--- WHAT IS REQUIRED ---
Write out the material below again, unchanged.
++++++
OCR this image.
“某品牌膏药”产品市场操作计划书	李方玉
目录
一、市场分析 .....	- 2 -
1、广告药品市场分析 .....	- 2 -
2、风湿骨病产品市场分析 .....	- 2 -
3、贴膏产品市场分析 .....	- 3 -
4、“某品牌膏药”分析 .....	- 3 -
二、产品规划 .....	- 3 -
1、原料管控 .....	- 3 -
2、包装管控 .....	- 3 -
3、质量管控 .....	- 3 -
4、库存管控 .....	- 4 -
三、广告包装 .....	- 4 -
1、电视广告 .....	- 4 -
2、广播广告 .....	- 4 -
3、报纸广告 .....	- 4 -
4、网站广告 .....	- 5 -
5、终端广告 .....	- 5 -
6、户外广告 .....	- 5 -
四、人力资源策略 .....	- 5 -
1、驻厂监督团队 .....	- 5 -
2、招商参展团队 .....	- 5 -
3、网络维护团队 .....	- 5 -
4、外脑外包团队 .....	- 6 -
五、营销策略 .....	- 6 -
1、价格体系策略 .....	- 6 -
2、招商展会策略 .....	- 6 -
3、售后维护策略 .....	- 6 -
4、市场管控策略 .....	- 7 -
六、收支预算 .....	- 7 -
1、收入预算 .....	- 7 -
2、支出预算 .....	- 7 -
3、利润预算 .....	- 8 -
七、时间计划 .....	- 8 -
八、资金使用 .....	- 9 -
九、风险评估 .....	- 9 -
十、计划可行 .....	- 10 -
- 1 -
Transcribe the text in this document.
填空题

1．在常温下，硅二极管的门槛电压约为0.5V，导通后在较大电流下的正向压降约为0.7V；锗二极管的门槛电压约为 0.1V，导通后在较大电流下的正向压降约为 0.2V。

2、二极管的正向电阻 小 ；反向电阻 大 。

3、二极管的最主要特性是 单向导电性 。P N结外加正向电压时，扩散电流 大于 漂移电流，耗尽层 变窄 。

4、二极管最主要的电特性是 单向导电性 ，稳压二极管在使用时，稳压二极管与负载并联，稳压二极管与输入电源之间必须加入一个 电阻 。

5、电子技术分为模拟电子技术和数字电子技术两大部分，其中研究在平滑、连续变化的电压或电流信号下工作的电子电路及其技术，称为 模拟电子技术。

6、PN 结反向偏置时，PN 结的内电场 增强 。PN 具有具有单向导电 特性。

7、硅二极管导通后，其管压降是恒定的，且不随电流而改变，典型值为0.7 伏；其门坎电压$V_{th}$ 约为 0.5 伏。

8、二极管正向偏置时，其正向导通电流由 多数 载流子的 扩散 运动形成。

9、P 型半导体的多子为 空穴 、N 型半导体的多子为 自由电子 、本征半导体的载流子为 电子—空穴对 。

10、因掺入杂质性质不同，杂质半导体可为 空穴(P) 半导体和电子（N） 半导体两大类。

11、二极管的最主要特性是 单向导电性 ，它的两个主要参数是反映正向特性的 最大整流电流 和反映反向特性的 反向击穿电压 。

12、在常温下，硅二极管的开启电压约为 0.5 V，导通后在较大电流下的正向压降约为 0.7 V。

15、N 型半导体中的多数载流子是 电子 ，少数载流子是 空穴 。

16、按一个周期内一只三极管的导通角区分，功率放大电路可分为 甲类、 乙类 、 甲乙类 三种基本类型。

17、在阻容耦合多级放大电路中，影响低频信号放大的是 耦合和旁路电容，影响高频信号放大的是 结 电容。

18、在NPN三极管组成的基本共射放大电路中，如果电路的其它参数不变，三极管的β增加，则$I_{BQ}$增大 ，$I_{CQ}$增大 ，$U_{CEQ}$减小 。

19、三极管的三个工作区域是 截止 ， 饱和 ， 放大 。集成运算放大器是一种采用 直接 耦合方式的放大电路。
++++++
--- THE SOLUTION ---
OCR this image.
“某品牌膏药”产品市场操作计划书	李方玉
目录
一、市场分析 .....	- 2 -
1、广告药品市场分析 .....	- 2 -
2、风湿骨病产品市场分析 .....	- 2 -
3、贴膏产品市场分析 .....	- 3 -
4、“某品牌膏药”分析 .....	- 3 -
二、产品规划 .....	- 3 -
1、原料管控 .....	- 3 -
2、包装管控 .....	- 3 -
3、质量管控 .....	- 3 -
4、库存管控 .....	- 4 -
三、广告包装 .....	- 4 -
1、电视广告 .....	- 4 -
2、广播广告 .....	- 4 -
3、报纸广告 .....	- 4 -
4、网站广告 .....	- 5 -
5、终端广告 .....	- 5 -
6、户外广告 .....	- 5 -
四、人力资源策略 .....	- 5 -
1、驻厂监督团队 .....	- 5 -
2、招商参展团队 .....	- 5 -
3、网络维护团队 .....	- 5 -
4、外脑外包团队 .....	- 6 -
五、营销策略 .....	- 6 -
1、价格体系策略 .....	- 6 -
2、招商展会策略 .....	- 6 -
3、售后维护策略 .....	- 6 -
4、市场管控策略 .....	- 7 -
六、收支预算 .....	- 7 -
1、收入预算 .....	- 7 -
2、支出预算 .....	- 7 -
3、利润预算 .....	- 8 -
七、时间计划 .....	- 8 -
八、资金使用 .....	- 9 -
九、风险评估 .....	- 9 -
十、计划可行 .....	- 10 -
- 1 -
Transcribe the text in this document.
填空题

1．在常温下，硅二极管的门槛电压约为0.5V，导通后在较大电流下的正向压降约为0.7V；锗二极管的门槛电压约为 0.1V，导通后在较大电流下的正向压降约为 0.2V。

2、二极管的正向电阻 小 ；反向电阻 大 。

3、二极管的最主要特性是 单向导电性 。P N结外加正向电压时，扩散电流 大于 漂移电流，耗尽层 变窄 。

4、二极管最主要的电特性是 单向导电性 ，稳压二极管在使用时，稳压二极管与负载并联，稳压二极管与输入电源之间必须加入一个 电阻 。

5、电子技术分为模拟电子技术和数字电子技术两大部分，其中研究在平滑、连续变化的电压或电流信号下工作的电子电路及其技术，称为 模拟电子技术。

6、PN 结反向偏置时，PN 结的内电场 增强 。PN 具有具有单向导电 特性。

7、硅二极管导通后，其管压降是恒定的，且不随电流而改变，典型值为0.7 伏；其门坎电压$V_{th}$ 约为 0.5 伏。

8、二极管正向偏置时，其正向导通电流由 多数 载流子的 扩散 运动形成。

9、P 型半导体的多子为 空穴 、N 型半导体的多子为 自由电子 、本征半导体的载流子为 电子—空穴对 。

10、因掺入杂质性质不同，杂质半导体可为 空穴(P) 半导体和电子（N） 半导体两大类。

11、二极管的最主要特性是 单向导电性 ，它的两个主要参数是反映正向特性的 最大整流电流 和反映反向特性的 反向击穿电压 。

12、在常温下，硅二极管的开启电压约为 0.5 V，导通后在较大电流下的正向压降约为 0.7 V。

15、N 型半导体中的多数载流子是 电子 ，少数载流子是 空穴 。

16、按一个周期内一只三极管的导通角区分，功率放大电路可分为 甲类、 乙类 、 甲乙类 三种基本类型。

17、在阻容耦合多级放大电路中，影响低频信号放大的是 耦合和旁路电容，影响高频信号放大的是 结 电容。

18、在NPN三极管组成的基本共射放大电路中，如果电路的其它参数不变，三极管的β增加，则$I_{BQ}$增大 ，$I_{CQ}$增大 ，$U_{CEQ}$减小 。

19、三极管的三个工作区域是 截止 ， 饱和 ， 放大 。集成运算放大器是一种采用 直接 耦合方式的放大电路。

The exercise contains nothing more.